Stated task » Exactly reproduce the lines that follow.

Supplied entries »
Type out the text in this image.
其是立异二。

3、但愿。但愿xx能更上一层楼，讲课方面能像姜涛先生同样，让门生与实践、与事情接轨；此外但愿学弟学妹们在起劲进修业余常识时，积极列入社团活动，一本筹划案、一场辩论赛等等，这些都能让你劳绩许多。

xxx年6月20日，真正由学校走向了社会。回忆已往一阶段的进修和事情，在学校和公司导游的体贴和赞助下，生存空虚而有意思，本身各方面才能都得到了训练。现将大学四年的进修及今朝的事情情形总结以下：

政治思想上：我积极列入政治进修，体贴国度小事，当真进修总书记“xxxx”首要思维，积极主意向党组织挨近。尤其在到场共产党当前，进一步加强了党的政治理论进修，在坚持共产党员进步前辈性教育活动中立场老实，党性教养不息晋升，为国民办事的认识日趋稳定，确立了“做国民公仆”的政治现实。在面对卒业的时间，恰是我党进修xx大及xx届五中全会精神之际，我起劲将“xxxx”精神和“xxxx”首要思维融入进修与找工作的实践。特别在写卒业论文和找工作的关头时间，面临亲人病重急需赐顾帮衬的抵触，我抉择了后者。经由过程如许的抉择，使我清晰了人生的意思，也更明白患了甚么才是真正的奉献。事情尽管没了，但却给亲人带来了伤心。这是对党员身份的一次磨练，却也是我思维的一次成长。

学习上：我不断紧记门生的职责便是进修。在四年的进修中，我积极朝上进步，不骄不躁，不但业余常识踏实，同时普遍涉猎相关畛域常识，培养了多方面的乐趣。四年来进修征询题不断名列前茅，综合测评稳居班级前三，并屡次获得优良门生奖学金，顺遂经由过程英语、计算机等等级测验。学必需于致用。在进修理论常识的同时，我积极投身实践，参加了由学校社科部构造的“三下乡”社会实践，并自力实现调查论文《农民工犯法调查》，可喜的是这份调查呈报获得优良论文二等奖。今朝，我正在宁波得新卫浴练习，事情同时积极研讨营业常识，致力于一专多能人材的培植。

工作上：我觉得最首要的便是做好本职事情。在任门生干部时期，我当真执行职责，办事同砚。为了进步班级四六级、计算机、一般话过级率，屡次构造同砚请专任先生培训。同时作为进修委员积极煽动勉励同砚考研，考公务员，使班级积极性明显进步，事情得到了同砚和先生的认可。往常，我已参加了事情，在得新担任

Output »
Type out the text in this image.
其是立异二。

3、但愿。但愿xx能更上一层楼，讲课方面能像姜涛先生同样，让门生与实践、与事情接轨；此外但愿学弟学妹们在起劲进修业余常识时，积极列入社团活动，一本筹划案、一场辩论赛等等，这些都能让你劳绩许多。

xxx年6月20日，真正由学校走向了社会。回忆已往一阶段的进修和事情，在学校和公司导游的体贴和赞助下，生存空虚而有意思，本身各方面才能都得到了训练。现将大学四年的进修及今朝的事情情形总结以下：

政治思想上：我积极列入政治进修，体贴国度小事，当真进修总书记“xxxx”首要思维，积极主意向党组织挨近。尤其在到场共产党当前，进一步加强了党的政治理论进修，在坚持共产党员进步前辈性教育活动中立场老实，党性教养不息晋升，为国民办事的认识日趋稳定，确立了“做国民公仆”的政治现实。在面对卒业的时间，恰是我党进修xx大及xx届五中全会精神之际，我起劲将“xxxx”精神和“xxxx”首要思维融入进修与找工作的实践。特别在写卒业论文和找工作的关头时间，面临亲人病重急需赐顾帮衬的抵触，我抉择了后者。经由过程如许的抉择，使我清晰了人生的意思，也更明白患了甚么才是真正的奉献。事情尽管没了，但却给亲人带来了伤心。这是对党员身份的一次磨练，却也是我思维的一次成长。

学习上：我不断紧记门生的职责便是进修。在四年的进修中，我积极朝上进步，不骄不躁，不但业余常识踏实，同时普遍涉猎相关畛域常识，培养了多方面的乐趣。四年来进修征询题不断名列前茅，综合测评稳居班级前三，并屡次获得优良门生奖学金，顺遂经由过程英语、计算机等等级测验。学必需于致用。在进修理论常识的同时，我积极投身实践，参加了由学校社科部构造的“三下乡”社会实践，并自力实现调查论文《农民工犯法调查》，可喜的是这份调查呈报获得优良论文二等奖。今朝，我正在宁波得新卫浴练习，事情同时积极研讨营业常识，致力于一专多能人材的培植。

工作上：我觉得最首要的便是做好本职事情。在任门生干部时期，我当真执行职责，办事同砚。为了进步班级四六级、计算机、一般话过级率，屡次构造同砚请专任先生培训。同时作为进修委员积极煽动勉励同砚考研，考公务员，使班级积极性明显进步，事情得到了同砚和先生的认可。往常，我已参加了事情，在得新担任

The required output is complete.